BEGIN Record list
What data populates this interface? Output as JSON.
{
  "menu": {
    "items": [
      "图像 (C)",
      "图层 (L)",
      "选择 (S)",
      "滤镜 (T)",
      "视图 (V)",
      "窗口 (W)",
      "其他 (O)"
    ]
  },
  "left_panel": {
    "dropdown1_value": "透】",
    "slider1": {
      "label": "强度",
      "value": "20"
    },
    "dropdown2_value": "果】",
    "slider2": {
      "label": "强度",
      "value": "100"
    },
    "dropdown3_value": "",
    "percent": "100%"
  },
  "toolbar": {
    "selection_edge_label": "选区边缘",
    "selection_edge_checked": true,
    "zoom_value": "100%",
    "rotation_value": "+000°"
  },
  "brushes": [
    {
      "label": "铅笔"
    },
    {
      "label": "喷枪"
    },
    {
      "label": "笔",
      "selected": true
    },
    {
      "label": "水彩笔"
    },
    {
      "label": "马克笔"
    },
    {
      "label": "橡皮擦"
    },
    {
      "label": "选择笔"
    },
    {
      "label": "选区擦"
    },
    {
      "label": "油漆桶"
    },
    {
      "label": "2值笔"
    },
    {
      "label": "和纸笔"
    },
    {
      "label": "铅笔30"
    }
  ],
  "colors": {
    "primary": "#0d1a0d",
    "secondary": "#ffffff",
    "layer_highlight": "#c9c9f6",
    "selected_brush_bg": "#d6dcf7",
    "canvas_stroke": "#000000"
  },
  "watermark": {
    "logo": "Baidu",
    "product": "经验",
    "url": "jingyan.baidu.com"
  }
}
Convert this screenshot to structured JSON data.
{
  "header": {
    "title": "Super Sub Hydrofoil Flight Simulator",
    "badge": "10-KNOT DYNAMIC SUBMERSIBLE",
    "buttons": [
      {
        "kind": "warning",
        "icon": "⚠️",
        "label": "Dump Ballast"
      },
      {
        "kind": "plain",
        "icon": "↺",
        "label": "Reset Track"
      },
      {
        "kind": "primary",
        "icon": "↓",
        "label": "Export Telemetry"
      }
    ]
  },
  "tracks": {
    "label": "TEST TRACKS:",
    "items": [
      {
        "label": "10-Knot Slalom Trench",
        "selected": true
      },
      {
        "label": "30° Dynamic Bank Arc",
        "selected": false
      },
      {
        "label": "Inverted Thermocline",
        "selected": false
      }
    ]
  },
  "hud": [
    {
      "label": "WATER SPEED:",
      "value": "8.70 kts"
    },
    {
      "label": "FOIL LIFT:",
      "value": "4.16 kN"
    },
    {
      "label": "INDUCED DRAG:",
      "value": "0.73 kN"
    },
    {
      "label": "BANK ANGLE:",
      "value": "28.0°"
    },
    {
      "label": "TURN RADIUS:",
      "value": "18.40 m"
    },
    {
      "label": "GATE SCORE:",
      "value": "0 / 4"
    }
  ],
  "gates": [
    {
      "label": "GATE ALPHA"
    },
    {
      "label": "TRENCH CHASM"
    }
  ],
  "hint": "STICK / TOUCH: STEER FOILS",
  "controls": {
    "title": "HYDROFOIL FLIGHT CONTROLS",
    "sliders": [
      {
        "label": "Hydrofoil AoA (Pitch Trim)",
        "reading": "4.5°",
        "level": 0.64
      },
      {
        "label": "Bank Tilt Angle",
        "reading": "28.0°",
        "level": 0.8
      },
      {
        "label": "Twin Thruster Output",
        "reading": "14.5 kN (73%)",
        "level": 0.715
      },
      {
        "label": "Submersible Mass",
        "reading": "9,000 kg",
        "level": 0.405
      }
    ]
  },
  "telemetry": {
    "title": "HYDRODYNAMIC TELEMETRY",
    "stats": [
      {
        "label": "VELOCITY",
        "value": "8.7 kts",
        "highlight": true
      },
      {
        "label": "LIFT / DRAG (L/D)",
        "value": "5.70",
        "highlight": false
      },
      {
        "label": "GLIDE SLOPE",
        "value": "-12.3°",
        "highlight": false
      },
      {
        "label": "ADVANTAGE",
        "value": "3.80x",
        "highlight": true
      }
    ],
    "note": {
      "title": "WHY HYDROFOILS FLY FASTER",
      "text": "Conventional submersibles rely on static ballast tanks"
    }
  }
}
END Record list
• [Task goal] Extract all lines as given.

• [Task output]
What data populates this interface? Output as JSON.
{
  "menu": {
    "items": [
      "图像 (C)",
      "图层 (L)",
      "选择 (S)",
      "滤镜 (T)",
      "视图 (V)",
      "窗口 (W)",
      "其他 (O)"
    ]
  },
  "left_panel": {
    "dropdown1_value": "透】",
    "slider1": {
      "label": "强度",
      "value": "20"
    },
    "dropdown2_value": "果】",
    "slider2": {
      "label": "强度",
      "value": "100"
    },
    "dropdown3_value": "",
    "percent": "100%"
  },
  "toolbar": {
    "selection_edge_label": "选区边缘",
    "selection_edge_checked": true,
    "zoom_value": "100%",
    "rotation_value": "+000°"
  },
  "brushes": [
    {
      "label": "铅笔"
    },
    {
      "label": "喷枪"
    },
    {
      "label": "笔",
      "selected": true
    },
    {
      "label": "水彩笔"
    },
    {
      "label": "马克笔"
    },
    {
      "label": "橡皮擦"
    },
    {
      "label": "选择笔"
    },
    {
      "label": "选区擦"
    },
    {
      "label": "油漆桶"
    },
    {
      "label": "2值笔"
    },
    {
      "label": "和纸笔"
    },
    {
      "label": "铅笔30"
    }
  ],
  "colors": {
    "primary": "#0d1a0d",
    "secondary": "#ffffff",
    "layer_highlight": "#c9c9f6",
    "selected_brush_bg": "#d6dcf7",
    "canvas_stroke": "#000000"
  },
  "watermark": {
    "logo": "Baidu",
    "product": "经验",
    "url": "jingyan.baidu.com"
  }
}
Convert this screenshot to structured JSON data.
{
  "header": {
    "title": "Super Sub Hydrofoil Flight Simulator",
    "badge": "10-KNOT DYNAMIC SUBMERSIBLE",
    "buttons": [
      {
        "kind": "warning",
        "icon": "⚠️",
        "label": "Dump Ballast"
      },
      {
        "kind": "plain",
        "icon": "↺",
        "label": "Reset Track"
      },
      {
        "kind": "primary",
        "icon": "↓",
        "label": "Export Telemetry"
      }
    ]
  },
  "tracks": {
    "label": "TEST TRACKS:",
    "items": [
      {
        "label": "10-Knot Slalom Trench",
        "selected": true
      },
      {
        "label": "30° Dynamic Bank Arc",
        "selected": false
      },
      {
        "label": "Inverted Thermocline",
        "selected": false
      }
    ]
  },
  "hud": [
    {
      "label": "WATER SPEED:",
      "value": "8.70 kts"
    },
    {
      "label": "FOIL LIFT:",
      "value": "4.16 kN"
    },
    {
      "label": "INDUCED DRAG:",
      "value": "0.73 kN"
    },
    {
      "label": "BANK ANGLE:",
      "value": "28.0°"
    },
    {
      "label": "TURN RADIUS:",
      "value": "18.40 m"
    },
    {
      "label": "GATE SCORE:",
      "value": "0 / 4"
    }
  ],
  "gates": [
    {
      "label": "GATE ALPHA"
    },
    {
      "label": "TRENCH CHASM"
    }
  ],
  "hint": "STICK / TOUCH: STEER FOILS",
  "controls": {
    "title": "HYDROFOIL FLIGHT CONTROLS",
    "sliders": [
      {
        "label": "Hydrofoil AoA (Pitch Trim)",
        "reading": "4.5°",
        "level": 0.64
      },
      {
        "label": "Bank Tilt Angle",
        "reading": "28.0°",
        "level": 0.8
      },
      {
        "label": "Twin Thruster Output",
        "reading": "14.5 kN (73%)",
        "level": 0.715
      },
      {
        "label": "Submersible Mass",
        "reading": "9,000 kg",
        "level": 0.405
      }
    ]
  },
  "telemetry": {
    "title": "HYDRODYNAMIC TELEMETRY",
    "stats": [
      {
        "label": "VELOCITY",
        "value": "8.7 kts",
        "highlight": true
      },
      {
        "label": "LIFT / DRAG (L/D)",
        "value": "5.70",
        "highlight": false
      },
      {
        "label": "GLIDE SLOPE",
        "value": "-12.3°",
        "highlight": false
      },
      {
        "label": "ADVANTAGE",
        "value": "3.80x",
        "highlight": true
      }
    ],
    "note": {
      "title": "WHY HYDROFOILS FLY FASTER",
      "text": "Conventional submersibles rely on static ballast tanks"
    }
  }
}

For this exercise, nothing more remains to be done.